▸ Problem:
Give back the full material, exactly as it reads.
----------------------------------------
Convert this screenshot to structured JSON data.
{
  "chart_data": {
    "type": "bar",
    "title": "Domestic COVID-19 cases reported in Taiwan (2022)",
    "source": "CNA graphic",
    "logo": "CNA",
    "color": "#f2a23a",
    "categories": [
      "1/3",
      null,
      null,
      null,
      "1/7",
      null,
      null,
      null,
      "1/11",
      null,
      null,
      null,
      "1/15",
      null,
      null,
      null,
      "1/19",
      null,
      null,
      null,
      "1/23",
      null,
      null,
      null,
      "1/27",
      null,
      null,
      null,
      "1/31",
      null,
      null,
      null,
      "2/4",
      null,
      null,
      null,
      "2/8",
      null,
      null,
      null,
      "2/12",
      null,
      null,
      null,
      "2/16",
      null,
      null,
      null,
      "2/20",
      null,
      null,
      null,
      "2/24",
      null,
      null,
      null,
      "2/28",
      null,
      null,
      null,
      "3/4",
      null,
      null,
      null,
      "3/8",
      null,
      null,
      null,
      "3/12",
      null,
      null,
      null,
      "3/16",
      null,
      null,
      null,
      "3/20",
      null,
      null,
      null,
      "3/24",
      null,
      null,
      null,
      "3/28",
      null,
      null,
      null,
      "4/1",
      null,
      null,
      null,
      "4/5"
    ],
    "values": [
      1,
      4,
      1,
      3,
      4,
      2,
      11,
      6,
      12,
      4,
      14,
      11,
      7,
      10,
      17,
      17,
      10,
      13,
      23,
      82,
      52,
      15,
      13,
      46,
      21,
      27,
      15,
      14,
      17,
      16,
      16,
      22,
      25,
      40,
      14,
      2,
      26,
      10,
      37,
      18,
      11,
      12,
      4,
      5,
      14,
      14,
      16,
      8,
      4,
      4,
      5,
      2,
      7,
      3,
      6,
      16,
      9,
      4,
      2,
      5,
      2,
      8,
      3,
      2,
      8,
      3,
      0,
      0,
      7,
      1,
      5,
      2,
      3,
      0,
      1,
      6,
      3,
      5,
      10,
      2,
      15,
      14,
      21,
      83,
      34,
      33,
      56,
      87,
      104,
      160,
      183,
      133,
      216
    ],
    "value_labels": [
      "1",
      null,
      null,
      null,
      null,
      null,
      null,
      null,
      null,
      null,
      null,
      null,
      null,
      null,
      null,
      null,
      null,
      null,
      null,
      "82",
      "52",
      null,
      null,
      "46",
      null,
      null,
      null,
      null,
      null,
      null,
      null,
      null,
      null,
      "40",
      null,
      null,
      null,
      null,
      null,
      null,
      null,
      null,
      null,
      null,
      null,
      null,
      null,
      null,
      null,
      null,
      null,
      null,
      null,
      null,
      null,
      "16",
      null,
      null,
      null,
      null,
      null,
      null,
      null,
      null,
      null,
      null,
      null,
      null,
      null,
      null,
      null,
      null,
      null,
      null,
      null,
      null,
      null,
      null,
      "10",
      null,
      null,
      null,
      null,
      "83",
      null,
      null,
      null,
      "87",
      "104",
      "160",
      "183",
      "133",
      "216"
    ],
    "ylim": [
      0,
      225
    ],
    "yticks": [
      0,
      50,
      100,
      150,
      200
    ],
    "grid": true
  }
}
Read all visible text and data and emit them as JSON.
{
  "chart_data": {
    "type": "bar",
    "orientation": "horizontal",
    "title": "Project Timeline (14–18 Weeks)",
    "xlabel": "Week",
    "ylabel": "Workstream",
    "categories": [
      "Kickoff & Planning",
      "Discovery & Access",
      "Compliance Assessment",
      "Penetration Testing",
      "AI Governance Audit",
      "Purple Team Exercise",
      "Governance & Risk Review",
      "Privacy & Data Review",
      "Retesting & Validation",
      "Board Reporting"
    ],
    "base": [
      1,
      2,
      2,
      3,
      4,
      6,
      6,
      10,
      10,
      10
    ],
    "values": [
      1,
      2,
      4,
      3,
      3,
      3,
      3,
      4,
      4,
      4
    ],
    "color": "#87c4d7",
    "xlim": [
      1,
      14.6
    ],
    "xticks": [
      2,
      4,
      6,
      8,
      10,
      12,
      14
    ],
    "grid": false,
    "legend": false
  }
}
----------------------------------------
▸ Answer to this exercise:
Convert this screenshot to structured JSON data.
{
  "chart_data": {
    "type": "bar",
    "title": "Domestic COVID-19 cases reported in Taiwan (2022)",
    "source": "CNA graphic",
    "logo": "CNA",
    "color": "#f2a23a",
    "categories": [
      "1/3",
      null,
      null,
      null,
      "1/7",
      null,
      null,
      null,
      "1/11",
      null,
      null,
      null,
      "1/15",
      null,
      null,
      null,
      "1/19",
      null,
      null,
      null,
      "1/23",
      null,
      null,
      null,
      "1/27",
      null,
      null,
      null,
      "1/31",
      null,
      null,
      null,
      "2/4",
      null,
      null,
      null,
      "2/8",
      null,
      null,
      null,
      "2/12",
      null,
      null,
      null,
      "2/16",
      null,
      null,
      null,
      "2/20",
      null,
      null,
      null,
      "2/24",
      null,
      null,
      null,
      "2/28",
      null,
      null,
      null,
      "3/4",
      null,
      null,
      null,
      "3/8",
      null,
      null,
      null,
      "3/12",
      null,
      null,
      null,
      "3/16",
      null,
      null,
      null,
      "3/20",
      null,
      null,
      null,
      "3/24",
      null,
      null,
      null,
      "3/28",
      null,
      null,
      null,
      "4/1",
      null,
      null,
      null,
      "4/5"
    ],
    "values": [
      1,
      4,
      1,
      3,
      4,
      2,
      11,
      6,
      12,
      4,
      14,
      11,
      7,
      10,
      17,
      17,
      10,
      13,
      23,
      82,
      52,
      15,
      13,
      46,
      21,
      27,
      15,
      14,
      17,
      16,
      16,
      22,
      25,
      40,
      14,
      2,
      26,
      10,
      37,
      18,
      11,
      12,
      4,
      5,
      14,
      14,
      16,
      8,
      4,
      4,
      5,
      2,
      7,
      3,
      6,
      16,
      9,
      4,
      2,
      5,
      2,
      8,
      3,
      2,
      8,
      3,
      0,
      0,
      7,
      1,
      5,
      2,
      3,
      0,
      1,
      6,
      3,
      5,
      10,
      2,
      15,
      14,
      21,
      83,
      34,
      33,
      56,
      87,
      104,
      160,
      183,
      133,
      216
    ],
    "value_labels": [
      "1",
      null,
      null,
      null,
      null,
      null,
      null,
      null,
      null,
      null,
      null,
      null,
      null,
      null,
      null,
      null,
      null,
      null,
      null,
      "82",
      "52",
      null,
      null,
      "46",
      null,
      null,
      null,
      null,
      null,
      null,
      null,
      null,
      null,
      "40",
      null,
      null,
      null,
      null,
      null,
      null,
      null,
      null,
      null,
      null,
      null,
      null,
      null,
      null,
      null,
      null,
      null,
      null,
      null,
      null,
      null,
      "16",
      null,
      null,
      null,
      null,
      null,
      null,
      null,
      null,
      null,
      null,
      null,
      null,
      null,
      null,
      null,
      null,
      null,
      null,
      null,
      null,
      null,
      null,
      "10",
      null,
      null,
      null,
      null,
      "83",
      null,
      null,
      null,
      "87",
      "104",
      "160",
      "183",
      "133",
      "216"
    ],
    "ylim": [
      0,
      225
    ],
    "yticks": [
      0,
      50,
      100,
      150,
      200
    ],
    "grid": true
  }
}
Read all visible text and data and emit them as JSON.
{
  "chart_data": {
    "type": "bar",
    "orientation": "horizontal",
    "title": "Project Timeline (14–18 Weeks)",
    "xlabel": "Week",
    "ylabel": "Workstream",
    "categories": [
      "Kickoff & Planning",
      "Discovery & Access",
      "Compliance Assessment",
      "Penetration Testing",
      "AI Governance Audit",
      "Purple Team Exercise",
      "Governance & Risk Review",
      "Privacy & Data Review",
      "Retesting & Validation",
      "Board Reporting"
    ],
    "base": [
      1,
      2,
      2,
      3,
      4,
      6,
      6,
      10,
      10,
      10
    ],
    "values": [
      1,
      2,
      4,
      3,
      3,
      3,
      3,
      4,
      4,
      4
    ],
    "color": "#87c4d7",
    "xlim": [
      1,
      14.6
    ],
    "xticks": [
      2,
      4,
      6,
      8,
      10,
      12,
      14
    ],
    "grid": false,
    "legend": false
  }
}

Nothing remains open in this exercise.